Reproduce the stretch of the song article from "Commercial performance" through "January 25, 2023.", substituting "constituent charts" for "component charts".

=== TEXT SHOWN ===

"Stamp on It" is a song recorded by South Korean supergroup Got the Beat for their first extended play of the same name. It was released as the EP's lead single by SM Entertainment on January 16, 2023.

Background and release
On December 23, 2022, SM Entertainment announced Got the Beat would be releasing a new song in January 2023. On December 29, it was announced they would be releasing their first extended play titled Stamp on It with lead single of the same name on January 16, 2023. On January 2, 2023, the promotional schedule was released. On January 15, the music video teaser was released.  The song was released alongside the extended play and its music video on January 16.

Composition
"Stamp on It" was written, composed, and arranged by Yoo Young-jin alongside Dem Jointz for the composition and arrangement, with Tayla Parx participating in the composition. It described as a R&B and hip-hop-based dance song characterized by "piano and bass rhythm" with lyrics about "expressing the story of reaching the top spot in a fierce stage competition". "Stamp on It" was composed in the key of F minor, with a tempo of 143 beats per minute.

Music video
The music video directed by Hong Jae-hwan, and Lee Hye-su of Swisher was released alongside the song by SM Entertainment on January 16. The "rough and powerful" music video portrays the members "flaunting their collections of luxury cars, jewellery, and fine art" with scenes that switches between their luxury lifestyle and them "performing dynamic choreography" created by Lachica featuring "a signature move portraying a stamping action".

Commercial performance
"Stamp on It" debuted at number 80 on South Korea's Circle Digital Chart in the chart issue dated January 15–21, 2023; on its component charts, the song debuted at number six on the Circle Download Chart, and number 106 on the Circle Streaming Chart. In Japan, the song debuted at number 69 on the Billboard Japan Top Download Songs in the chart issue dated January 25, 2023.

=== SUPPLIED DATA ===

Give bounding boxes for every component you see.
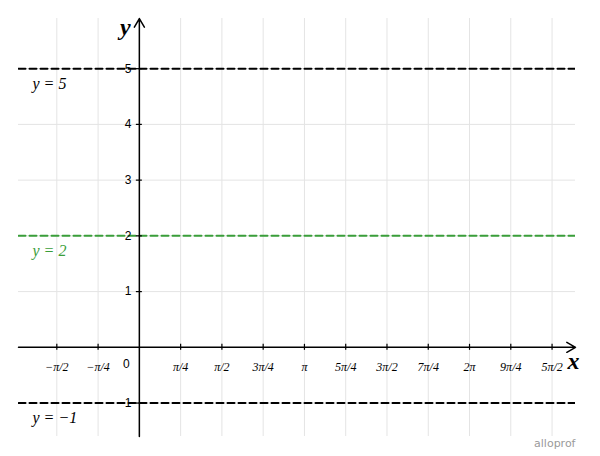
svg-text:3π/2: 3π/2 bbox=[375, 360, 397, 374]
svg-text:7π/4: 7π/4 bbox=[418, 360, 439, 374]
svg-text:4: 4 bbox=[125, 117, 132, 131]
svg-text:x: x bbox=[567, 348, 580, 374]
svg-text:y = 5: y = 5 bbox=[31, 75, 67, 93]
svg-text:9π/4: 9π/4 bbox=[500, 360, 521, 374]
svg-text:2: 2 bbox=[125, 229, 132, 243]
svg-text:1: 1 bbox=[125, 284, 132, 298]
svg-text:−π/2: −π/2 bbox=[45, 360, 68, 374]
svg-text:π/4: π/4 bbox=[173, 360, 188, 374]
svg-text:π/2: π/2 bbox=[214, 360, 229, 374]
svg-text:alloprof: alloprof bbox=[534, 437, 577, 450]
svg-text:−1: −1 bbox=[118, 396, 132, 410]
svg-text:2π: 2π bbox=[464, 360, 477, 374]
svg-text:3: 3 bbox=[125, 173, 132, 187]
svg-text:0: 0 bbox=[123, 357, 130, 371]
svg-text:−π/4: −π/4 bbox=[86, 360, 109, 374]
svg-text:π: π bbox=[301, 360, 308, 374]
svg-text:5π/4: 5π/4 bbox=[335, 360, 356, 374]
svg-text:5: 5 bbox=[125, 62, 132, 76]
svg-text:3π/4: 3π/4 bbox=[251, 360, 273, 374]
svg-text:y: y bbox=[117, 14, 131, 40]
svg-text:y = 2: y = 2 bbox=[31, 242, 67, 260]
svg-text:y = −1: y = −1 bbox=[31, 409, 78, 427]
svg-text:5π/2: 5π/2 bbox=[541, 360, 562, 374]
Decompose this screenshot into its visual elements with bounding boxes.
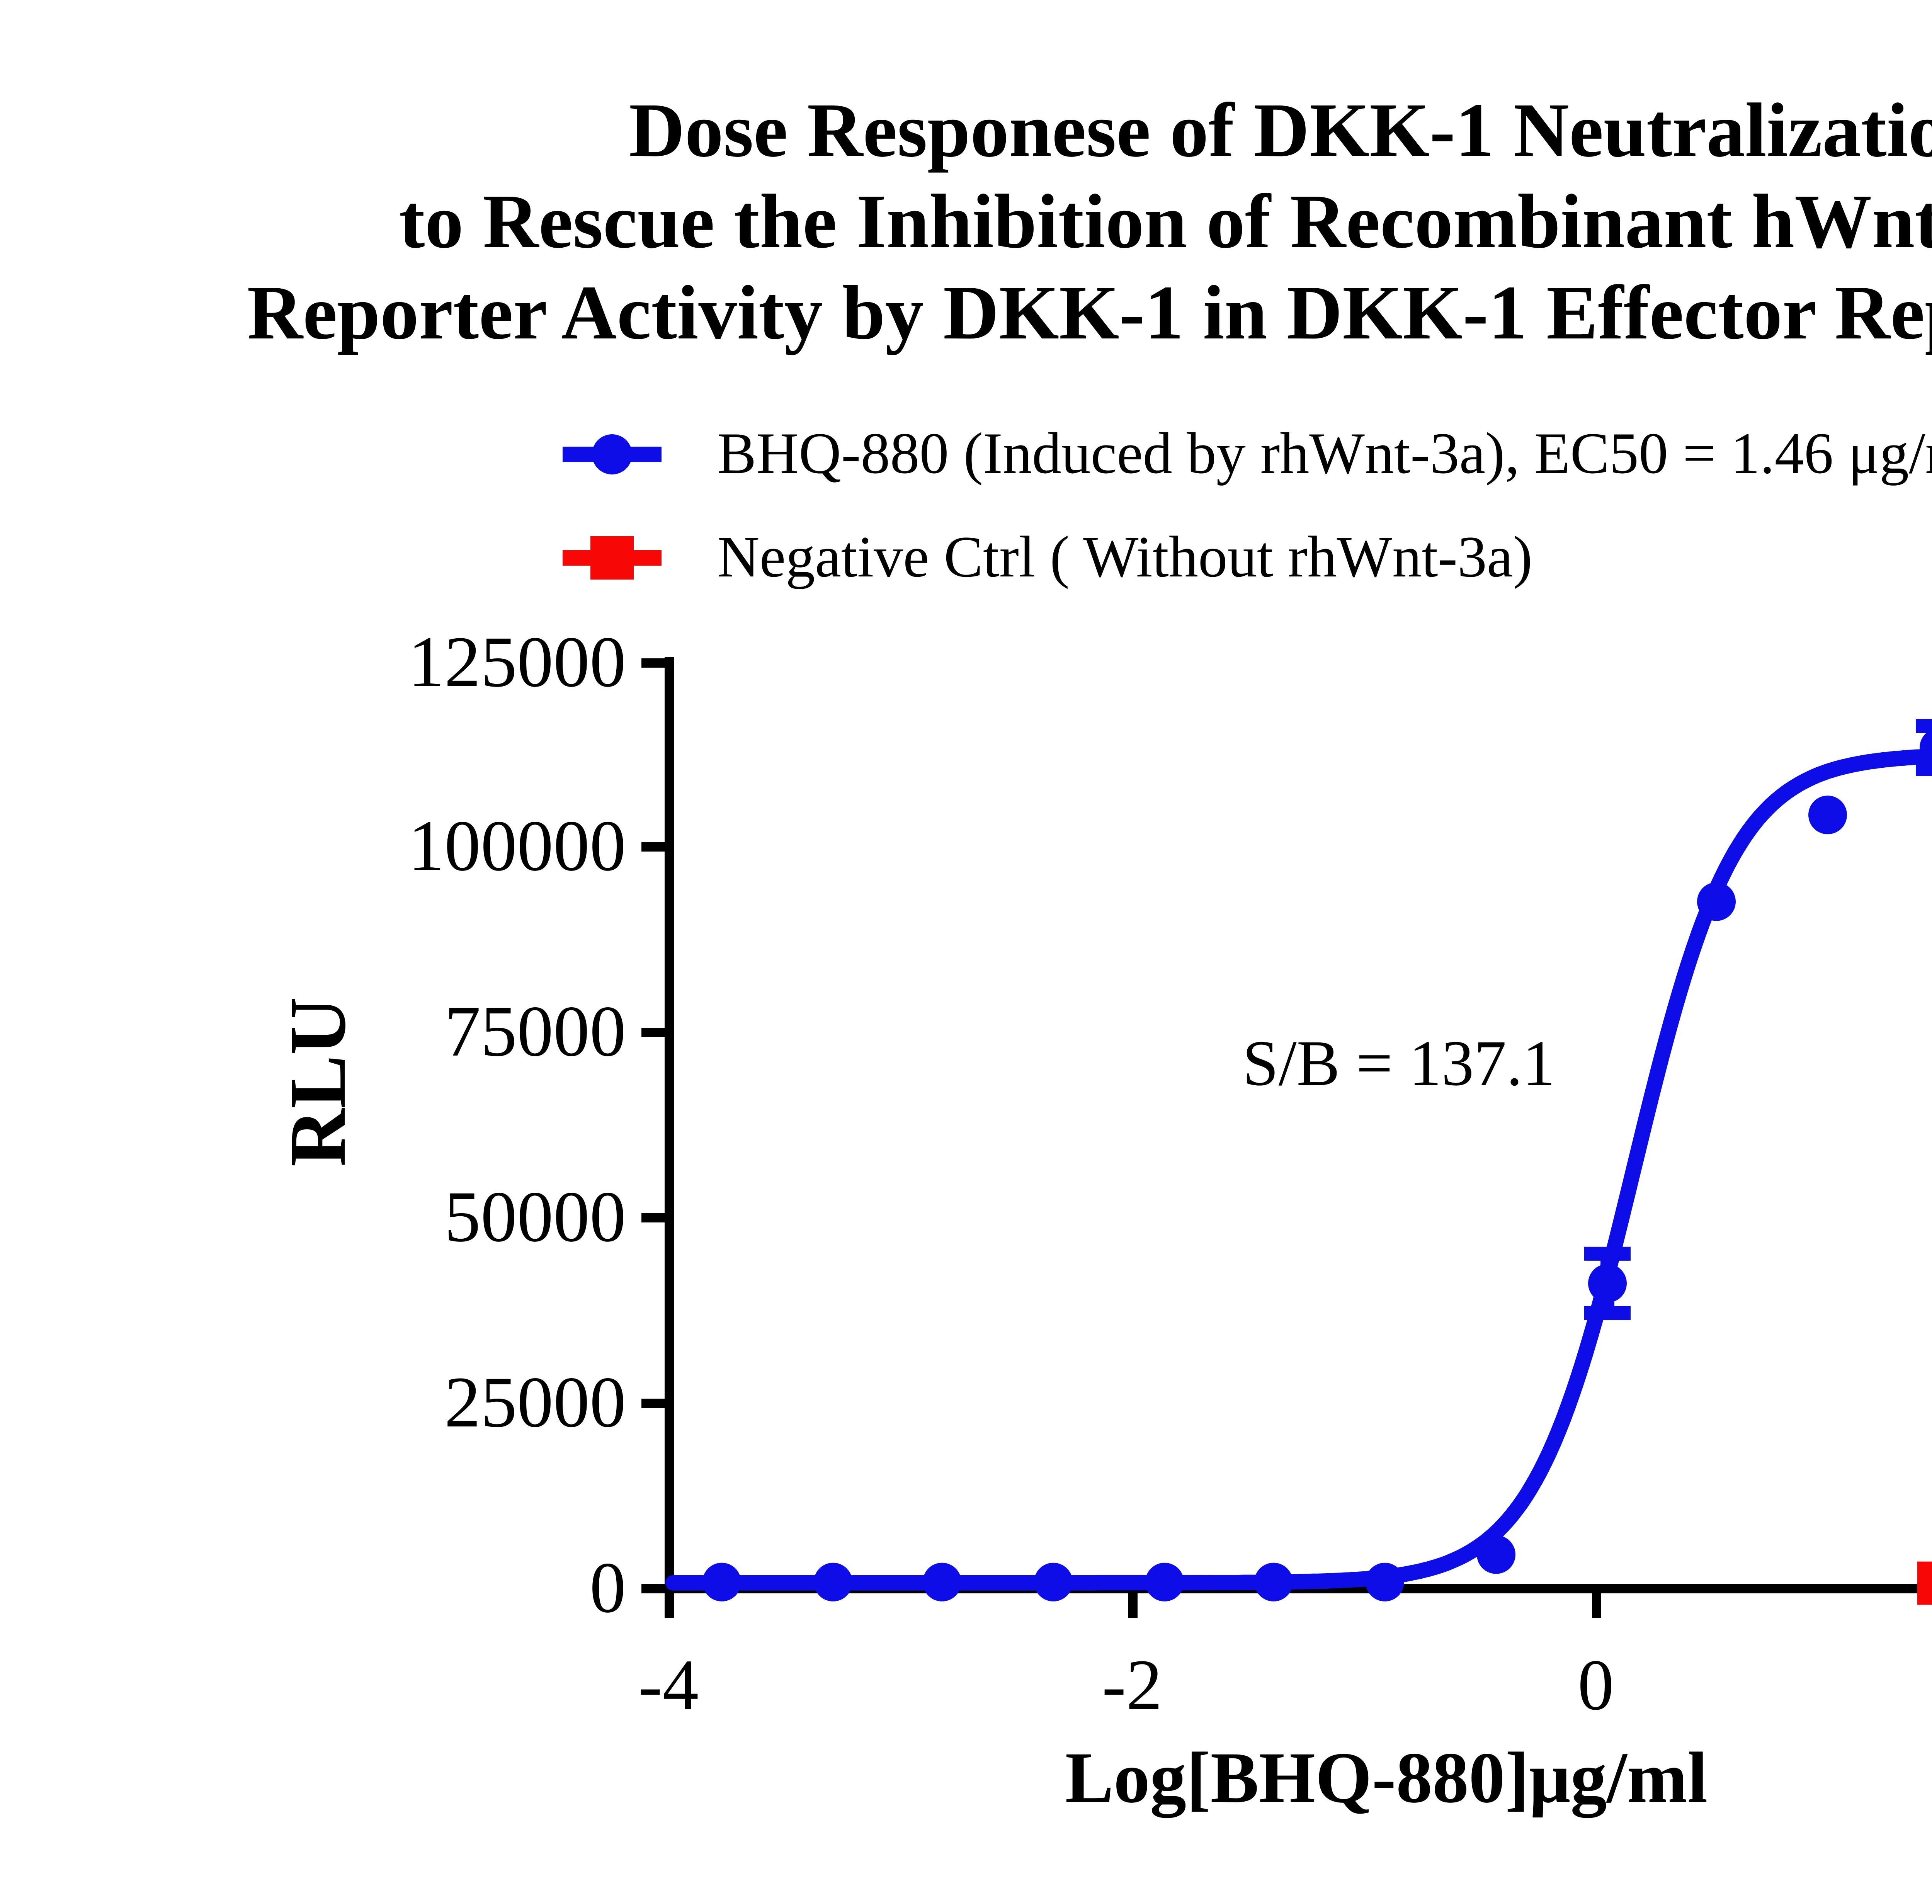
data-point-bhq880 xyxy=(1808,796,1847,835)
y-tick xyxy=(641,1584,665,1593)
y-tick xyxy=(641,1399,665,1408)
y-tick-label: 125000 xyxy=(408,622,626,702)
chart-title-line2: to Rescue the Inhibition of Recombinant … xyxy=(399,178,1932,264)
x-tick-label: 0 xyxy=(1578,1646,1614,1726)
data-point-bhq880 xyxy=(1697,882,1736,921)
data-point-bhq880 xyxy=(1366,1562,1404,1601)
x-tick-label: -2 xyxy=(1102,1646,1163,1726)
data-point-bhq880 xyxy=(1254,1562,1293,1601)
legend-square-line-icon xyxy=(563,524,662,592)
y-tick-label: 50000 xyxy=(444,1178,626,1258)
y-tick-label: 0 xyxy=(590,1549,626,1629)
legend-item-bhq880: BHQ-880 (Induced by rhWnt-3a), EC50 = 1.… xyxy=(563,420,1932,488)
error-bar xyxy=(1916,719,1932,776)
dose-response-curve xyxy=(665,748,1932,1591)
legend-circle-line-icon xyxy=(563,420,662,488)
y-tick xyxy=(641,843,665,852)
data-point-bhq880 xyxy=(814,1562,852,1601)
x-axis-title: Log[BHQ-880]μg/ml xyxy=(1065,1739,1708,1819)
y-tick-label: 100000 xyxy=(408,807,626,888)
y-tick-label: 75000 xyxy=(444,993,626,1073)
x-tick xyxy=(1128,1593,1137,1618)
data-point-bhq880 xyxy=(1588,1264,1627,1303)
y-axis-line xyxy=(665,657,674,1593)
legend-label-negative-ctrl: Negative Ctrl ( Without rhWnt-3a) xyxy=(717,525,1533,590)
y-tick-label: 25000 xyxy=(444,1363,626,1444)
legend-label-bhq880: BHQ-880 (Induced by rhWnt-3a), EC50 = 1.… xyxy=(717,422,1932,487)
signal-background-annotation: S/B = 137.1 xyxy=(1242,1029,1555,1100)
y-tick xyxy=(641,1028,665,1038)
data-point-bhq880 xyxy=(923,1562,961,1601)
legend-item-negative-ctrl: Negative Ctrl ( Without rhWnt-3a) xyxy=(563,524,1532,592)
x-tick xyxy=(664,1593,673,1618)
data-point-bhq880 xyxy=(1477,1535,1515,1574)
data-point-negative-ctrl xyxy=(1917,1561,1932,1605)
y-tick xyxy=(641,658,665,667)
data-point-bhq880 xyxy=(1034,1562,1073,1601)
chart-title-line1: Dose Responese of DKK-1 Neutralization A… xyxy=(629,87,1932,173)
data-point-bhq880 xyxy=(1145,1562,1184,1601)
data-point-bhq880 xyxy=(702,1562,741,1601)
x-tick-label: -4 xyxy=(638,1646,699,1726)
x-tick xyxy=(1591,1593,1600,1618)
chart-title: Dose Responese of DKK-1 Neutralization A… xyxy=(0,85,1932,359)
data-point-bhq880 xyxy=(1920,729,1932,766)
chart-title-line3: Reporter Activity by DKK-1 in DKK-1 Effe… xyxy=(247,269,1932,355)
y-tick xyxy=(641,1213,665,1223)
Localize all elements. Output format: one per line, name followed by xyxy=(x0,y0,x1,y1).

===

EXERCISE ANSWER:
Commercial performance
"Stamp on It" debuted at number 80 on South Korea's Circle Digital Chart in the chart issue dated January 15–21, 2023; on its constituent charts, the song debuted at number six on the Circle Download Chart, and number 106 on the Circle Streaming Chart. In Japan, the song debuted at number 69 on the Billboard Japan Top Download Songs in the chart issue dated January 25, 2023.